RECORDS SUPPLIED:
==============================

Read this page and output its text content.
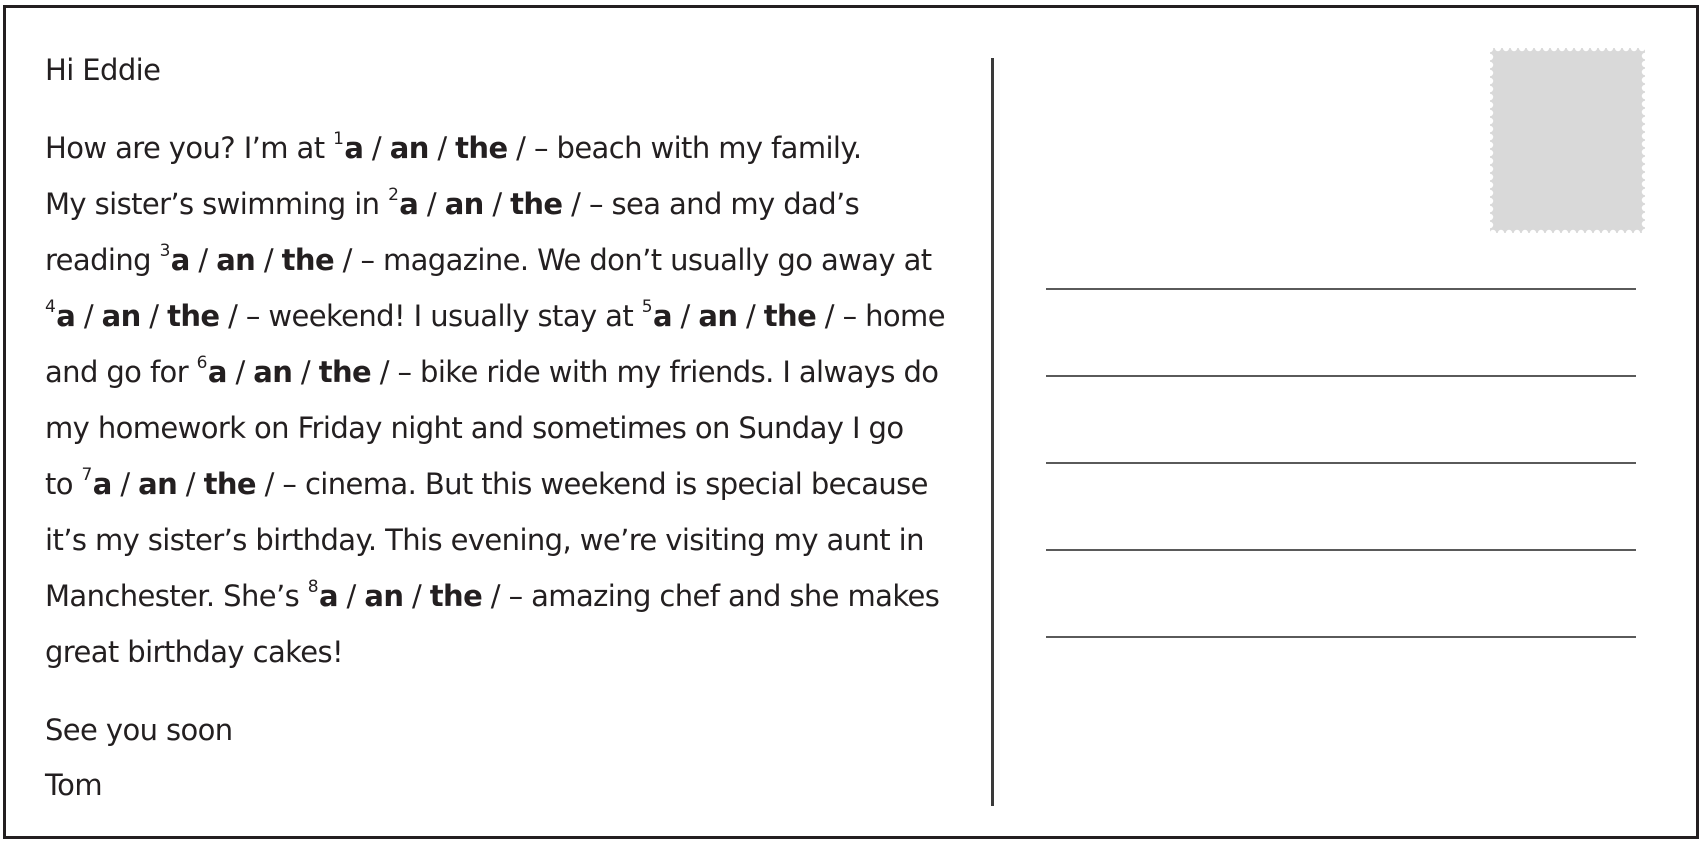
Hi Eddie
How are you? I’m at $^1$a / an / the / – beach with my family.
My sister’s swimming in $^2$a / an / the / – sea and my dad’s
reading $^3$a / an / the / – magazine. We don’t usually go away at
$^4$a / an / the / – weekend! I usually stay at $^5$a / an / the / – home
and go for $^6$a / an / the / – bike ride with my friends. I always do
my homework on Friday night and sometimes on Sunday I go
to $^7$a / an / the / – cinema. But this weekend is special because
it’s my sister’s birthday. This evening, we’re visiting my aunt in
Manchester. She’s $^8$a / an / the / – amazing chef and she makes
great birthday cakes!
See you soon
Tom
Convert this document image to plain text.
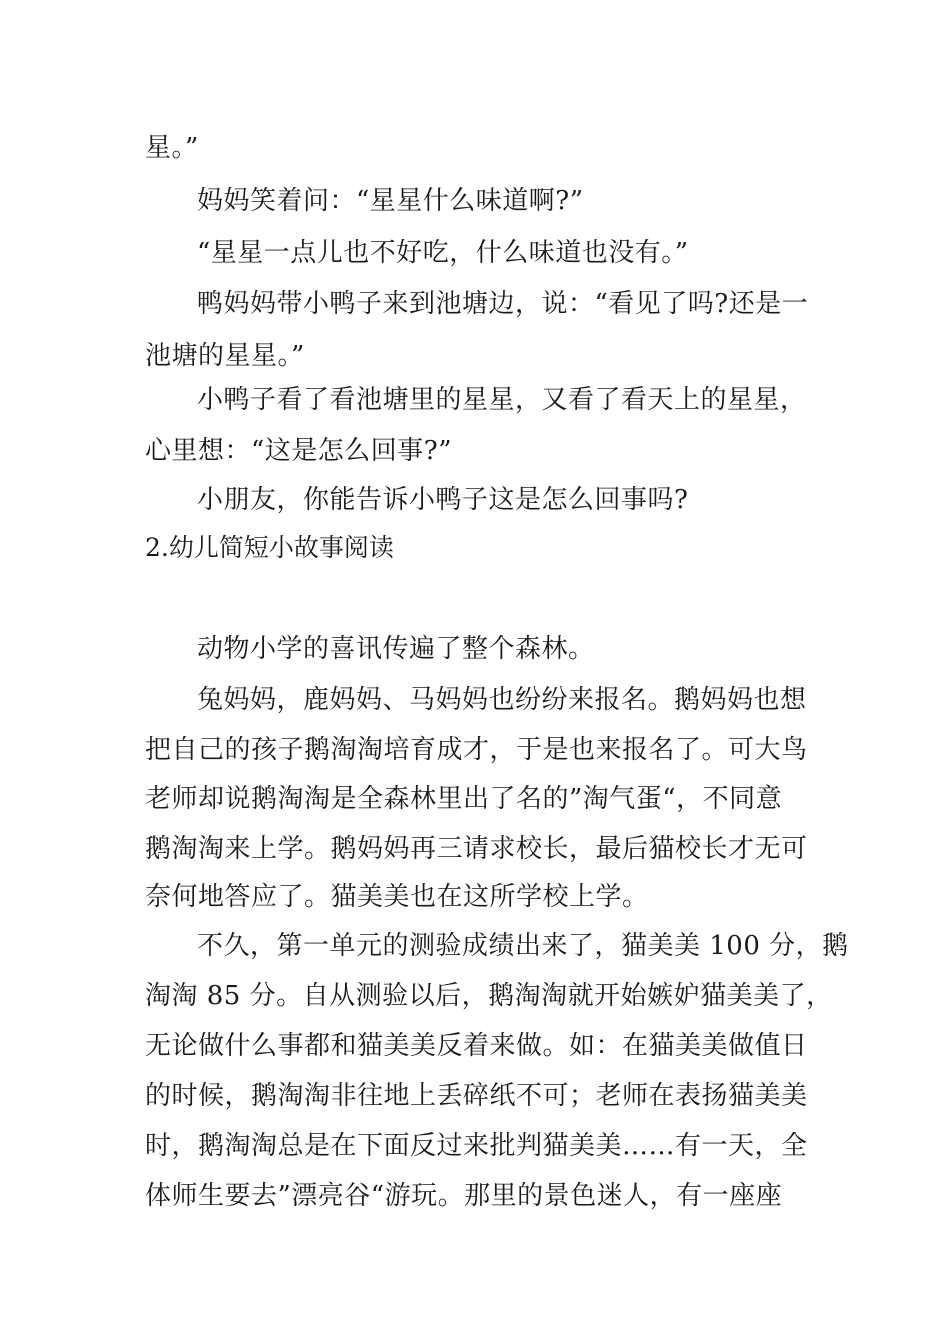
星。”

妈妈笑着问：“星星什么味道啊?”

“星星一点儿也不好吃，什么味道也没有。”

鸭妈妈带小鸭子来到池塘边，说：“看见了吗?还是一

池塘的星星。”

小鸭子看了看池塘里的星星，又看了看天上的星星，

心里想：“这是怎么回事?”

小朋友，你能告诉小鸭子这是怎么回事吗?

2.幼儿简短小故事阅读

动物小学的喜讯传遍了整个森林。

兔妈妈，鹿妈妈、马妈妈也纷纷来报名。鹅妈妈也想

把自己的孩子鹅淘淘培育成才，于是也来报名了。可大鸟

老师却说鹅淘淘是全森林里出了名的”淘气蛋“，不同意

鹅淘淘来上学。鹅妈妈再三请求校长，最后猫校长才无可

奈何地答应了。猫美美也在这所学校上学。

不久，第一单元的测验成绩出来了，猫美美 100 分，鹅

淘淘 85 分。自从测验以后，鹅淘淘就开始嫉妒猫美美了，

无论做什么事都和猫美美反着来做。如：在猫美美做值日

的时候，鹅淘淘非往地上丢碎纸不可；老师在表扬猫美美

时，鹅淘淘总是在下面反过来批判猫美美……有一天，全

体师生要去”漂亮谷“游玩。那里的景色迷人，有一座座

==============================

INSTRUCTIONS TO FOLLOW: Write out, word for word, the line containing "Convert this document image to plain text." and each line after it to the end of the data, and nothing more. Drop the pictures.

EXERCISE OUTPUT:
Convert this document image to plain text.
星。”

妈妈笑着问：“星星什么味道啊?”

“星星一点儿也不好吃，什么味道也没有。”

鸭妈妈带小鸭子来到池塘边，说：“看见了吗?还是一

池塘的星星。”

小鸭子看了看池塘里的星星，又看了看天上的星星，

心里想：“这是怎么回事?”

小朋友，你能告诉小鸭子这是怎么回事吗?

2.幼儿简短小故事阅读

动物小学的喜讯传遍了整个森林。

兔妈妈，鹿妈妈、马妈妈也纷纷来报名。鹅妈妈也想

把自己的孩子鹅淘淘培育成才，于是也来报名了。可大鸟

老师却说鹅淘淘是全森林里出了名的”淘气蛋“，不同意

鹅淘淘来上学。鹅妈妈再三请求校长，最后猫校长才无可

奈何地答应了。猫美美也在这所学校上学。

不久，第一单元的测验成绩出来了，猫美美 100 分，鹅

淘淘 85 分。自从测验以后，鹅淘淘就开始嫉妒猫美美了，

无论做什么事都和猫美美反着来做。如：在猫美美做值日

的时候，鹅淘淘非往地上丢碎纸不可；老师在表扬猫美美

时，鹅淘淘总是在下面反过来批判猫美美……有一天，全

体师生要去”漂亮谷“游玩。那里的景色迷人，有一座座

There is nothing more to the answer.